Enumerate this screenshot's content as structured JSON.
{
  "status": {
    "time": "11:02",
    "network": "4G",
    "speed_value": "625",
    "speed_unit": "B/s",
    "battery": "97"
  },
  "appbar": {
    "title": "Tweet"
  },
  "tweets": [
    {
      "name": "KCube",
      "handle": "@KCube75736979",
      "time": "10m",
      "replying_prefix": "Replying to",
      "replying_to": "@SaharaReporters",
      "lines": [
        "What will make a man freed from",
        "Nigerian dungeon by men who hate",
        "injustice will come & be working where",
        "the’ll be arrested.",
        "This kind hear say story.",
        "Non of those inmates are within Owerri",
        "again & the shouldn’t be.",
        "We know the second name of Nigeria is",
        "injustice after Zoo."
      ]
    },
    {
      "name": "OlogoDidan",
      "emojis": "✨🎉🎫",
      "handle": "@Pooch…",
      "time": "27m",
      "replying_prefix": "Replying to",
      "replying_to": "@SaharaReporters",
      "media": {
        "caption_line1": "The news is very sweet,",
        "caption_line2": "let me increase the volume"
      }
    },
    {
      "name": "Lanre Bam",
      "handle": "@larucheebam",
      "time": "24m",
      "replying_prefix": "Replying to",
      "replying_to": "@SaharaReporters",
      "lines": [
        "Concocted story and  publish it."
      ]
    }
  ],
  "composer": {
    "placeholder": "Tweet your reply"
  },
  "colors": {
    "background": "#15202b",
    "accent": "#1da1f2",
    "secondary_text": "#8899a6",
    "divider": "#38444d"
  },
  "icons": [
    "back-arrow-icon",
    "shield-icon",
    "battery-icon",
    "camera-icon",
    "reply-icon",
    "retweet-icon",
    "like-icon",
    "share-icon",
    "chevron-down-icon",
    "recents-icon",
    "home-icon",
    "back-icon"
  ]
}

================================

Restate the listing in full, word for word.

> **Output**
Enumerate this screenshot's content as structured JSON.
{
  "status": {
    "time": "11:02",
    "network": "4G",
    "speed_value": "625",
    "speed_unit": "B/s",
    "battery": "97"
  },
  "appbar": {
    "title": "Tweet"
  },
  "tweets": [
    {
      "name": "KCube",
      "handle": "@KCube75736979",
      "time": "10m",
      "replying_prefix": "Replying to",
      "replying_to": "@SaharaReporters",
      "lines": [
        "What will make a man freed from",
        "Nigerian dungeon by men who hate",
        "injustice will come & be working where",
        "the’ll be arrested.",
        "This kind hear say story.",
        "Non of those inmates are within Owerri",
        "again & the shouldn’t be.",
        "We know the second name of Nigeria is",
        "injustice after Zoo."
      ]
    },
    {
      "name": "OlogoDidan",
      "emojis": "✨🎉🎫",
      "handle": "@Pooch…",
      "time": "27m",
      "replying_prefix": "Replying to",
      "replying_to": "@SaharaReporters",
      "media": {
        "caption_line1": "The news is very sweet,",
        "caption_line2": "let me increase the volume"
      }
    },
    {
      "name": "Lanre Bam",
      "handle": "@larucheebam",
      "time": "24m",
      "replying_prefix": "Replying to",
      "replying_to": "@SaharaReporters",
      "lines": [
        "Concocted story and  publish it."
      ]
    }
  ],
  "composer": {
    "placeholder": "Tweet your reply"
  },
  "colors": {
    "background": "#15202b",
    "accent": "#1da1f2",
    "secondary_text": "#8899a6",
    "divider": "#38444d"
  },
  "icons": [
    "back-arrow-icon",
    "shield-icon",
    "battery-icon",
    "camera-icon",
    "reply-icon",
    "retweet-icon",
    "like-icon",
    "share-icon",
    "chevron-down-icon",
    "recents-icon",
    "home-icon",
    "back-icon"
  ]
}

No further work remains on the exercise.